▶ _DESCRIPTION OF THE TASK_
Return the count of lines with the string "bottom" in them, and nothing else.

Dataset entries
◇ ◇ ◇ ◇ ◇ ◇ ◇
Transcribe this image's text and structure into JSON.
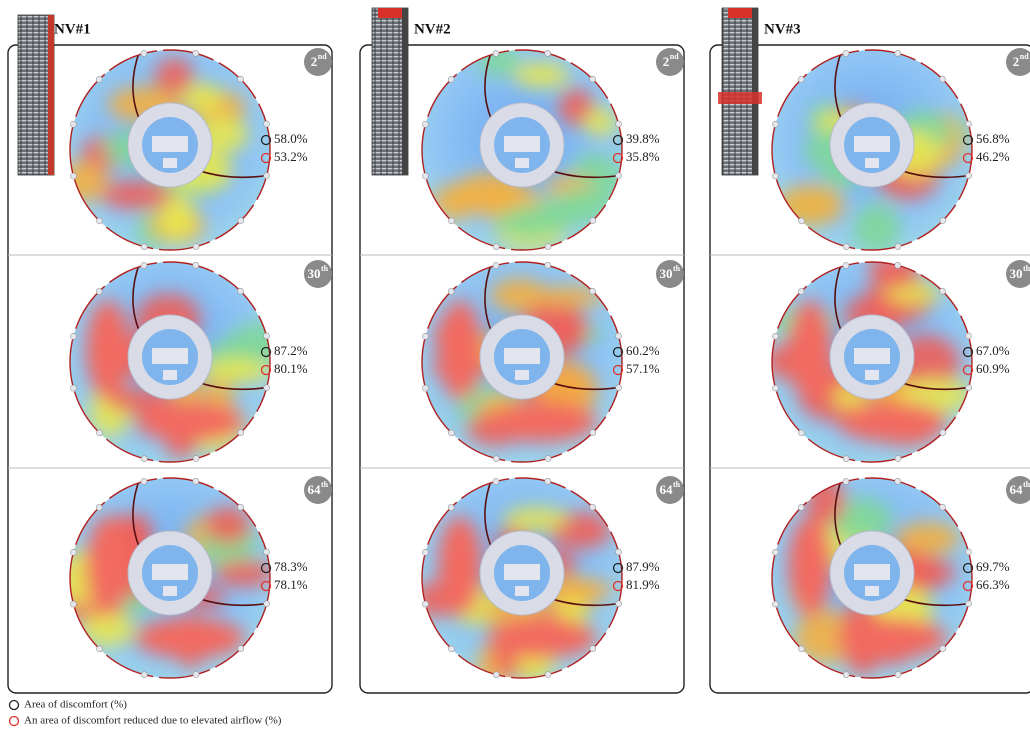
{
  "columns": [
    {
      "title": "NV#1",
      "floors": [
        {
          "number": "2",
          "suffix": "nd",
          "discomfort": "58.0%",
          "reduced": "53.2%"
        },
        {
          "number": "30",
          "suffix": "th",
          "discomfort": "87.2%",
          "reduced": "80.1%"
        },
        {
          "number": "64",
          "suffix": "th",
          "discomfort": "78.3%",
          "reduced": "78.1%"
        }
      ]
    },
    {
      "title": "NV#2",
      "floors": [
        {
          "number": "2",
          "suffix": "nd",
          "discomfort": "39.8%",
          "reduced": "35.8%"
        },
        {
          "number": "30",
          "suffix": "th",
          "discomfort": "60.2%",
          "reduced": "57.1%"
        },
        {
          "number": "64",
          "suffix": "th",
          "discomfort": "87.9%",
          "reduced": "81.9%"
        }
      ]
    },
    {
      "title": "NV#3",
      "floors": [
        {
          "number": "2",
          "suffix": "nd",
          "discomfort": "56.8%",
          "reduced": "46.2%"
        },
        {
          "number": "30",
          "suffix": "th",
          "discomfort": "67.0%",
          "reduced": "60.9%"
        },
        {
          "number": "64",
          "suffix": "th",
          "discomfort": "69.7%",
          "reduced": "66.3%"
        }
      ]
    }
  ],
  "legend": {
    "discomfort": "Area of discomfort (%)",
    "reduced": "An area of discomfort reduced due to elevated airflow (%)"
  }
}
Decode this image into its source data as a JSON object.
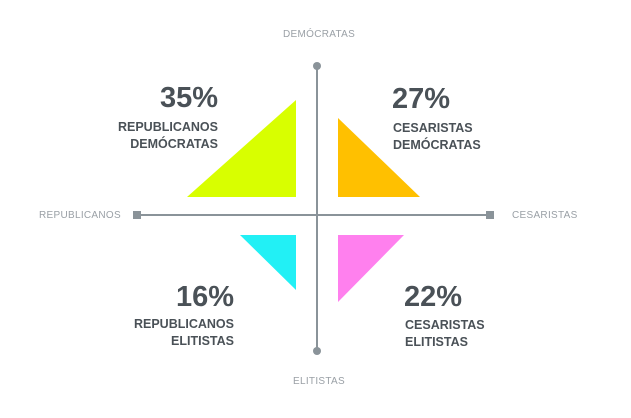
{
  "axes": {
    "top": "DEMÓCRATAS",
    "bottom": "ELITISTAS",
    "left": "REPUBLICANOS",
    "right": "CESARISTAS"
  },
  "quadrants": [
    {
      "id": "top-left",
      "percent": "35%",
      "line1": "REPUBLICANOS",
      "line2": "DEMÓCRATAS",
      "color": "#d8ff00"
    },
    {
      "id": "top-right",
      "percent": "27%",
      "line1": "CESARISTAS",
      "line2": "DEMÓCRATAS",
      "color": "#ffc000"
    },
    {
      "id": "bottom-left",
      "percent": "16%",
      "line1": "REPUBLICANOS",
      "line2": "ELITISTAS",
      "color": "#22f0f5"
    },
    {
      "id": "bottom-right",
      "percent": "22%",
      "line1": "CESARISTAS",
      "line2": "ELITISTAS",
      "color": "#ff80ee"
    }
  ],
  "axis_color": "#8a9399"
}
◇ ◇ ◇ ◇ ◇ ◇ ◇
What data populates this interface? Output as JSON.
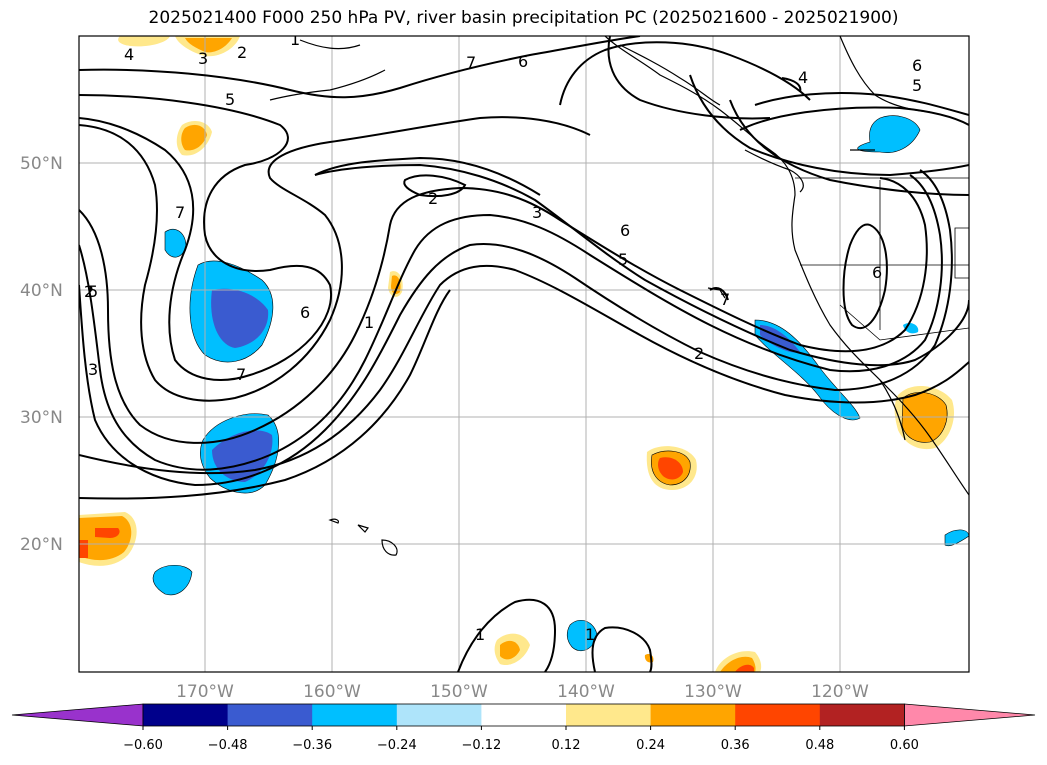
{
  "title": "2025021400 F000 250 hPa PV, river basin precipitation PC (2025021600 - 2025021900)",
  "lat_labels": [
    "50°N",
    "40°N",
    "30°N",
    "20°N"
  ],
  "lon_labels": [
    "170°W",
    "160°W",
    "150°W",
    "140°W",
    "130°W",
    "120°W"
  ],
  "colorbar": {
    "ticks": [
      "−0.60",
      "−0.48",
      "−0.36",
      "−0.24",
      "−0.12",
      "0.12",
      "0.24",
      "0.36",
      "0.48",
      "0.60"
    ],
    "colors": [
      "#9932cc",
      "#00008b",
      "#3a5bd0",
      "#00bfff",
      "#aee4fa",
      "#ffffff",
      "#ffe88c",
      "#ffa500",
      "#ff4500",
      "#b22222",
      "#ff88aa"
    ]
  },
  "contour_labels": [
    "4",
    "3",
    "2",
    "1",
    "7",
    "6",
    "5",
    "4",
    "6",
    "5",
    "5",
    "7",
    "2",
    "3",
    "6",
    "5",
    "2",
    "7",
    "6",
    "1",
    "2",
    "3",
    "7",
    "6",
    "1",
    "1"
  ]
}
◇ ◇ ◇ ◇ ◇ ◇ ◇
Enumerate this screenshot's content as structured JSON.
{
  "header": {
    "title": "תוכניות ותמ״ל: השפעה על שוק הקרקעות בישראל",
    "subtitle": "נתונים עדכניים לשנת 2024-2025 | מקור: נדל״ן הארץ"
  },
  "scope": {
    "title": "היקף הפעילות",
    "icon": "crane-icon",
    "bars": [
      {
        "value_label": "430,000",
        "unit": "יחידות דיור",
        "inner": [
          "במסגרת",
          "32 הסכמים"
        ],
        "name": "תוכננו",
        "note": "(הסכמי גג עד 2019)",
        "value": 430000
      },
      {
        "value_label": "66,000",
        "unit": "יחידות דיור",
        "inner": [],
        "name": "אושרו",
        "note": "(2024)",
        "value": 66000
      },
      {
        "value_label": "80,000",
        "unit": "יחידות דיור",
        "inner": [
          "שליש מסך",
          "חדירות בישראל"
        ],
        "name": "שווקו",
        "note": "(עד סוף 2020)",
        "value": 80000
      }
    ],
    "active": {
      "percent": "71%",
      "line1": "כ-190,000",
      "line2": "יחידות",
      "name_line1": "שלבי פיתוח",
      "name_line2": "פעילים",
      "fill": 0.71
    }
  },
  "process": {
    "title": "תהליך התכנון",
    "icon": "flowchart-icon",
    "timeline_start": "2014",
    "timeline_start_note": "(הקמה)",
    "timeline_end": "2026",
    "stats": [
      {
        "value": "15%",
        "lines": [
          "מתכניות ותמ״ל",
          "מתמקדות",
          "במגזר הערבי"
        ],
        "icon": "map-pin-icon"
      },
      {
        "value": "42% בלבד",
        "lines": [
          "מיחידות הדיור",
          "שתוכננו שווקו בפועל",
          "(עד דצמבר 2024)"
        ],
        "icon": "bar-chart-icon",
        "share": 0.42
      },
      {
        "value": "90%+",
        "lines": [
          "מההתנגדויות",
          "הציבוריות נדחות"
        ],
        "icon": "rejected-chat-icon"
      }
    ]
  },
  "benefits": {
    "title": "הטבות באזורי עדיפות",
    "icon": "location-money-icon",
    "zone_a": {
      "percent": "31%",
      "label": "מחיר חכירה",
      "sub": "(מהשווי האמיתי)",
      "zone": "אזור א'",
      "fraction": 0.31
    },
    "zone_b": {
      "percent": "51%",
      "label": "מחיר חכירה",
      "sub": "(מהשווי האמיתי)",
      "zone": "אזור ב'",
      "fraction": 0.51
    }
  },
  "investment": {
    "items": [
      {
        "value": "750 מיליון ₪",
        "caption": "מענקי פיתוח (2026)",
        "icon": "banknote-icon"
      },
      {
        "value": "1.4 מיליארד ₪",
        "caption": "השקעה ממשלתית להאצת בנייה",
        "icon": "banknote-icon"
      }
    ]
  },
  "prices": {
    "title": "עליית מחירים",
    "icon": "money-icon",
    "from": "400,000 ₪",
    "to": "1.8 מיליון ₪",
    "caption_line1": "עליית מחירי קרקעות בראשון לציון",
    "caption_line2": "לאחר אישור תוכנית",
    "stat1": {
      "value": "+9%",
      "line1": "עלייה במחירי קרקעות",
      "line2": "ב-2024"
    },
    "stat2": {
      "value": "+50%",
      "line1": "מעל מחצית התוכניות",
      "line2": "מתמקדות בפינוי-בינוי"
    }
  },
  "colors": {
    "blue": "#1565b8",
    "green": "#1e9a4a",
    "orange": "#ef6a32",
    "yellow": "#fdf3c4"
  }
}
◇ ◇ ◇ ◇ ◇ ◇ ◇
▶ _COMPLETE OUTPUT_
3